## BEGIN

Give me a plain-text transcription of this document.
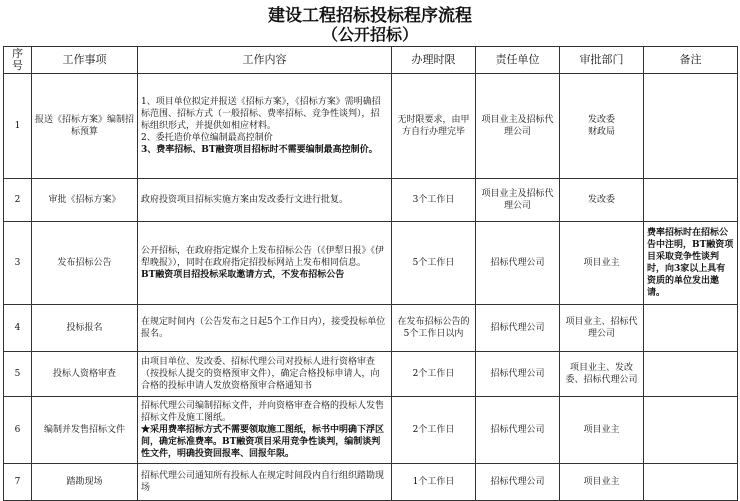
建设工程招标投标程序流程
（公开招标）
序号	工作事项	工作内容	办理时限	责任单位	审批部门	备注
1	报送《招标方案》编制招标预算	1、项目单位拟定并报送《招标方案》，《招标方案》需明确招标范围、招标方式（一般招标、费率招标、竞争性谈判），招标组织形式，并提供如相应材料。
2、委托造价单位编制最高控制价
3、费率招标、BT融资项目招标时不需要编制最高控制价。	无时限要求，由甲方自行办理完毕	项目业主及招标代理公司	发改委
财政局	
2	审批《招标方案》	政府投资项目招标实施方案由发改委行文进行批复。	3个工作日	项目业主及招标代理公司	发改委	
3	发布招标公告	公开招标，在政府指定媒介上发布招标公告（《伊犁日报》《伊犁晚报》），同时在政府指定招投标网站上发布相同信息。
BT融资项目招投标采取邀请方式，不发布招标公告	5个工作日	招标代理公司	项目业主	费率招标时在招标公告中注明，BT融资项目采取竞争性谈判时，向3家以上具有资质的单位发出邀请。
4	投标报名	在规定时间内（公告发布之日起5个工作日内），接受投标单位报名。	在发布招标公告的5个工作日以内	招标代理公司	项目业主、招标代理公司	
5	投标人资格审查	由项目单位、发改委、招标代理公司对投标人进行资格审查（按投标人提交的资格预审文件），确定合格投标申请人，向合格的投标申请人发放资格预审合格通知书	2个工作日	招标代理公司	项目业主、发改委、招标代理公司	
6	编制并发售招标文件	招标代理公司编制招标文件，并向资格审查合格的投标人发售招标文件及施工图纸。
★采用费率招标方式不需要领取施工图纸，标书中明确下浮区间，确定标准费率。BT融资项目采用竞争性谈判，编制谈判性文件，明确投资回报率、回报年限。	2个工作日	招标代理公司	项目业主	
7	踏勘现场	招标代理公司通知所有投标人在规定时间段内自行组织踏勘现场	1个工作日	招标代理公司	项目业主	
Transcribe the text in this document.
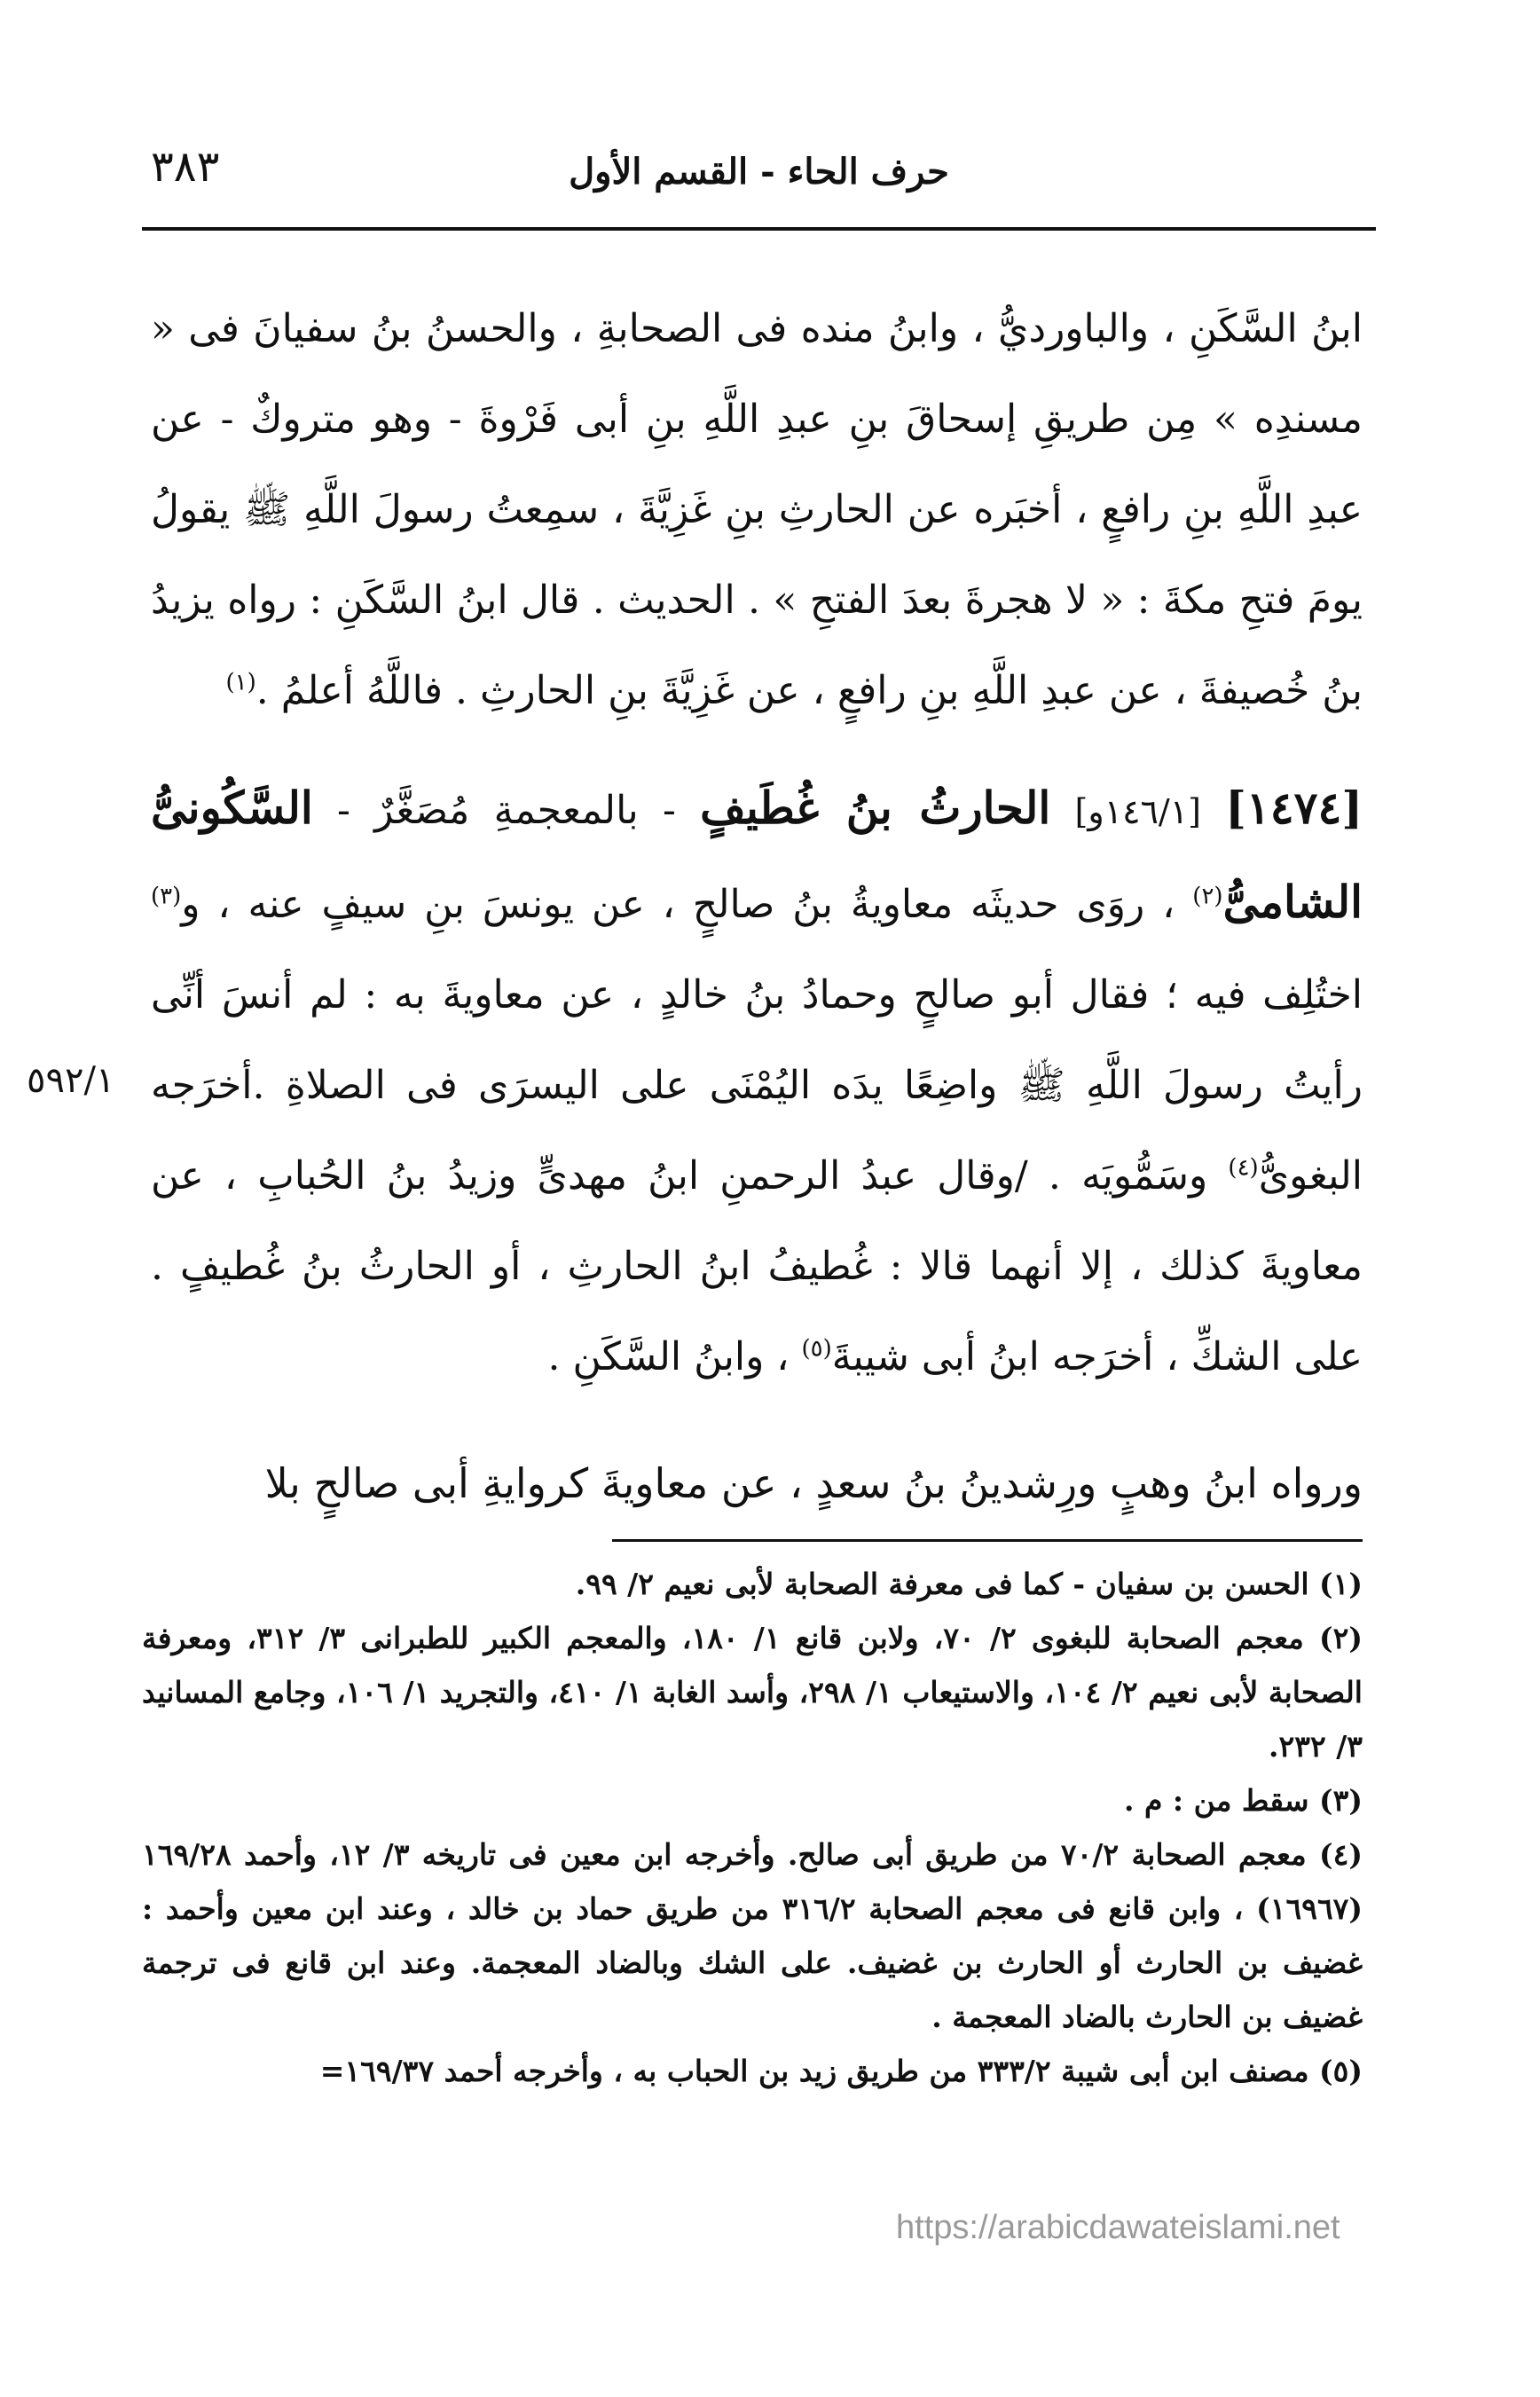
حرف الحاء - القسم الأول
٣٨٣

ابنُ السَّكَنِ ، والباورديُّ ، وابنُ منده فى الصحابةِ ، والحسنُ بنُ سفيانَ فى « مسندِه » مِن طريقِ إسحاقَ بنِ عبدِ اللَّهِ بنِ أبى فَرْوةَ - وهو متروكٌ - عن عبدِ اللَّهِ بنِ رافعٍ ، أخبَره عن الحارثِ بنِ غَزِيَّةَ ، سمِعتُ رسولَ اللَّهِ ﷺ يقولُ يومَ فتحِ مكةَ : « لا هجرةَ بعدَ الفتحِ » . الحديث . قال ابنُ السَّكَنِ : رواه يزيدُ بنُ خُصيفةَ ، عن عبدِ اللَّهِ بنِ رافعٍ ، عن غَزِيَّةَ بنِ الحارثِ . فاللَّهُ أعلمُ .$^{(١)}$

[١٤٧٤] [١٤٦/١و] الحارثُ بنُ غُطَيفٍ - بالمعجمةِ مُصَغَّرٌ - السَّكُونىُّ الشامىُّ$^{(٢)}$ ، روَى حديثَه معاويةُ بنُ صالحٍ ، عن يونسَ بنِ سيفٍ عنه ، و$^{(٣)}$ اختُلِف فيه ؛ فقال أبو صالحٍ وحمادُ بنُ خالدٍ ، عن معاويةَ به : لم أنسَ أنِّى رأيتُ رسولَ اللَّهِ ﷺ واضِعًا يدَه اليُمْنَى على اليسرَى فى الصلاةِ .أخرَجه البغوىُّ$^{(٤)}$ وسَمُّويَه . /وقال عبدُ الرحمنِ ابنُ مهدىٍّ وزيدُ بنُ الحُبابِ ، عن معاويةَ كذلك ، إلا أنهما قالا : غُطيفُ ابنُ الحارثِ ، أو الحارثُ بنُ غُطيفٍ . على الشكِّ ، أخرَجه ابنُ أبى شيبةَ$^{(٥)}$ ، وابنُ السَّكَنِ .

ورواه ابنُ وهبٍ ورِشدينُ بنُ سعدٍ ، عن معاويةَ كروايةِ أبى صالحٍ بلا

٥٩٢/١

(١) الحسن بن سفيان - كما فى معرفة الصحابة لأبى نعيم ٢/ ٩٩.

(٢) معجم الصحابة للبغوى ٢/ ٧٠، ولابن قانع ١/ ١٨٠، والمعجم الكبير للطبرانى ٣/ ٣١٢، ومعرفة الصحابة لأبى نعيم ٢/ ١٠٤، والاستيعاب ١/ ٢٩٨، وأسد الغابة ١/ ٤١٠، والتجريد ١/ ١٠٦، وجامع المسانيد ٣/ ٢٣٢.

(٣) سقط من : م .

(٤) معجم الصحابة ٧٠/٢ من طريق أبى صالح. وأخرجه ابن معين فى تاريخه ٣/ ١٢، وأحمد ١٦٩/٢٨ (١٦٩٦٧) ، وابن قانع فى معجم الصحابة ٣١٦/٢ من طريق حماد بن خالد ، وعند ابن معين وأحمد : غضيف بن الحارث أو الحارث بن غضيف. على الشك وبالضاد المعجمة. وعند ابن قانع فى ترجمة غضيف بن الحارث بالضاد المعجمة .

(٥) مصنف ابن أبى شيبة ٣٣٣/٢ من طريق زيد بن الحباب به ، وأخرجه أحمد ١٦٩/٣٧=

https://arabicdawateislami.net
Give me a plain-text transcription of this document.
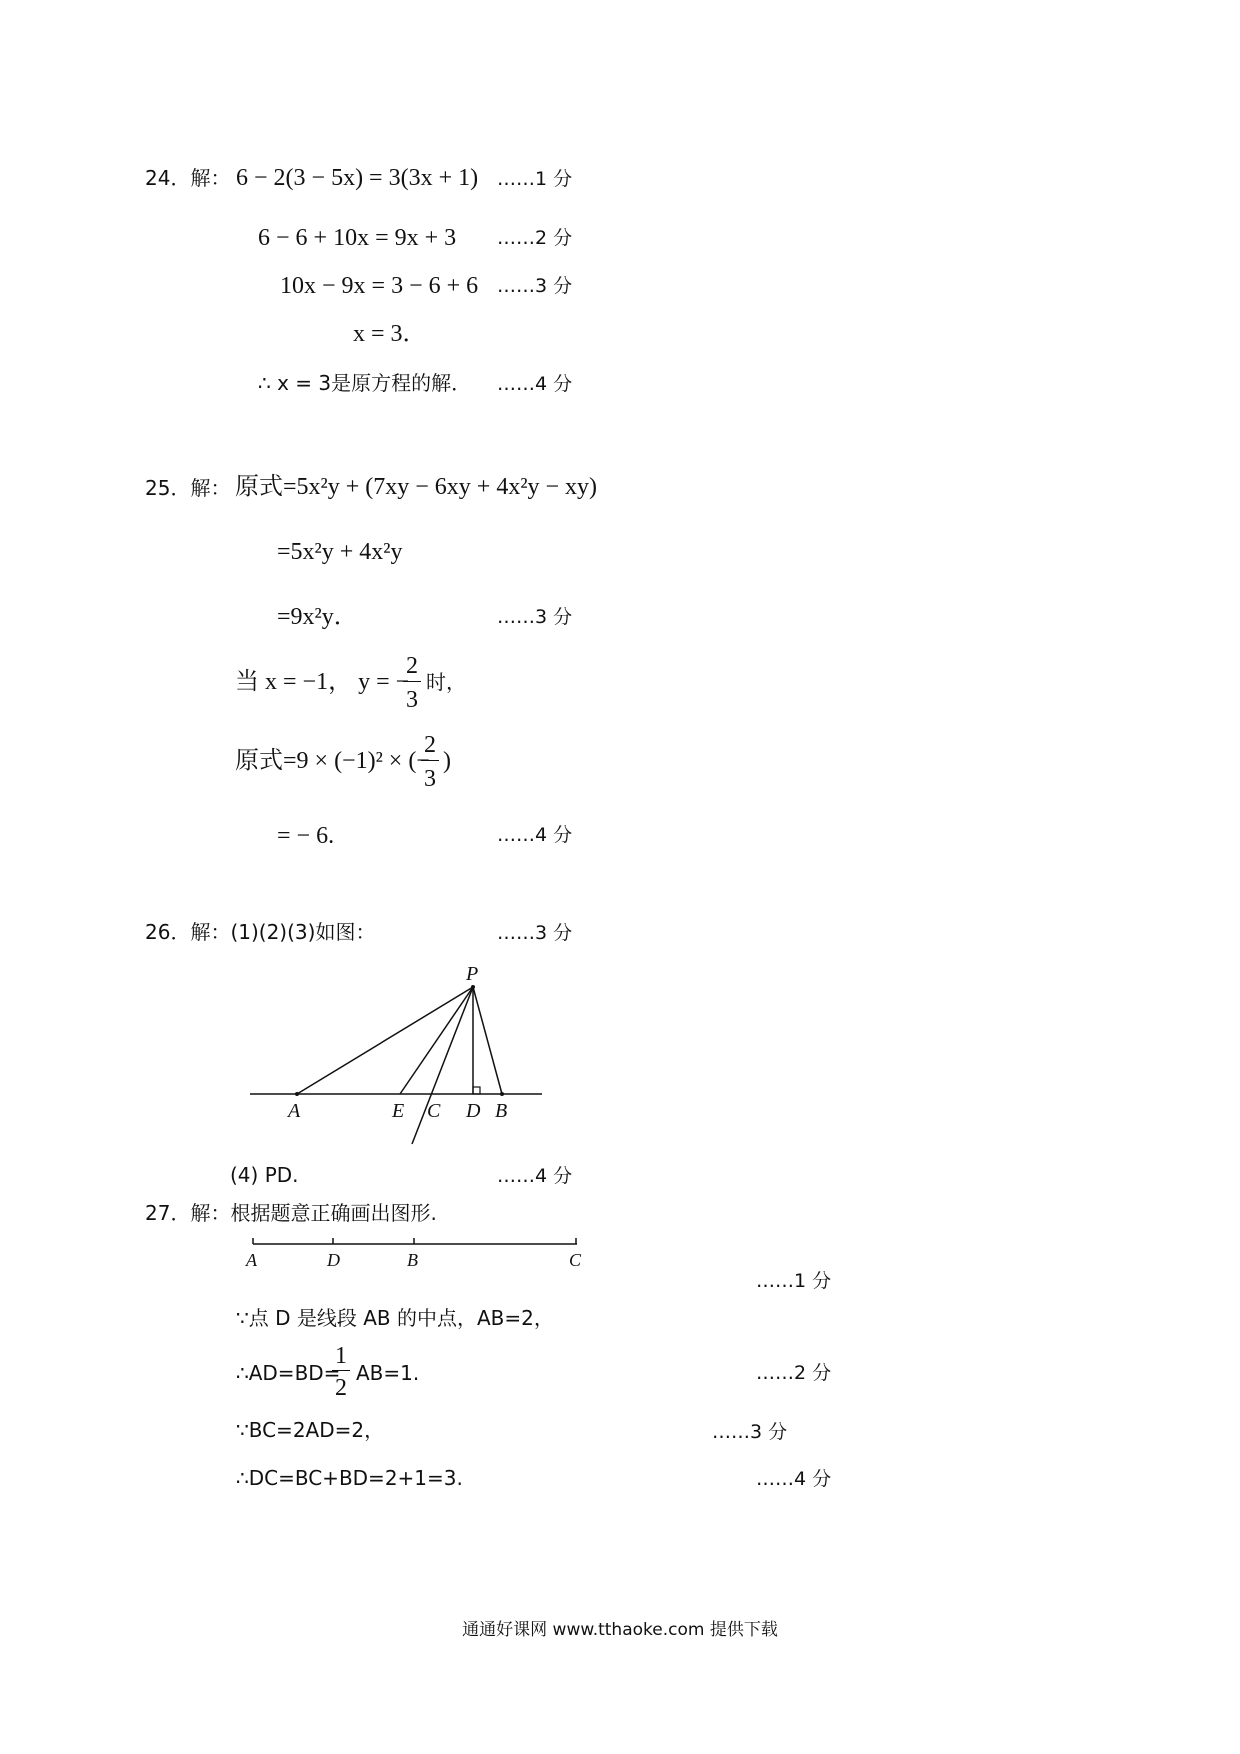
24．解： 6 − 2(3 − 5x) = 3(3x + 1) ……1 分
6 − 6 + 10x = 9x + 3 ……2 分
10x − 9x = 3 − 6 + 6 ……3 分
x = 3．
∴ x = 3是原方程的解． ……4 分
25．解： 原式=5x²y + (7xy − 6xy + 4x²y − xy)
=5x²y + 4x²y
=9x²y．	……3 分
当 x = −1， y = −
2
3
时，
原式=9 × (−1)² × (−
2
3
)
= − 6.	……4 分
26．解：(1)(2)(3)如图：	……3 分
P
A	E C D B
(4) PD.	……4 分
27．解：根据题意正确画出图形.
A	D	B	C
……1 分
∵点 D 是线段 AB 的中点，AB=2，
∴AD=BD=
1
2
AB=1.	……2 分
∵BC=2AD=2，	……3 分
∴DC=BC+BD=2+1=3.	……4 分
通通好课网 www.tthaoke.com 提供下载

## END

▶ **What you should do**
Search the records for the string "طريق" and return every line in which it occurs.

▶ **Written response**
ابنُ السَّكَنِ ، والباورديُّ ، وابنُ منده فى الصحابةِ ، والحسنُ بنُ سفيانَ فى « مسندِه » مِن طريقِ إسحاقَ بنِ عبدِ اللَّهِ بنِ أبى فَرْوةَ - وهو متروكٌ - عن عبدِ اللَّهِ بنِ رافعٍ ، أخبَره عن الحارثِ بنِ غَزِيَّةَ ، سمِعتُ رسولَ اللَّهِ ﷺ يقولُ يومَ فتحِ مكةَ : « لا هجرةَ بعدَ الفتحِ » . الحديث . قال ابنُ السَّكَنِ : رواه يزيدُ بنُ خُصيفةَ ، عن عبدِ اللَّهِ بنِ رافعٍ ، عن غَزِيَّةَ بنِ الحارثِ . فاللَّهُ أعلمُ .$^{(١)}$
(٤) معجم الصحابة ٧٠/٢ من طريق أبى صالح. وأخرجه ابن معين فى تاريخه ٣/ ١٢، وأحمد ١٦٩/٢٨ (١٦٩٦٧) ، وابن قانع فى معجم الصحابة ٣١٦/٢ من طريق حماد بن خالد ، وعند ابن معين وأحمد : غضيف بن الحارث أو الحارث بن غضيف. على الشك وبالضاد المعجمة. وعند ابن قانع فى ترجمة غضيف بن الحارث بالضاد المعجمة .
(٥) مصنف ابن أبى شيبة ٣٣٣/٢ من طريق زيد بن الحباب به ، وأخرجه أحمد ١٦٩/٣٧=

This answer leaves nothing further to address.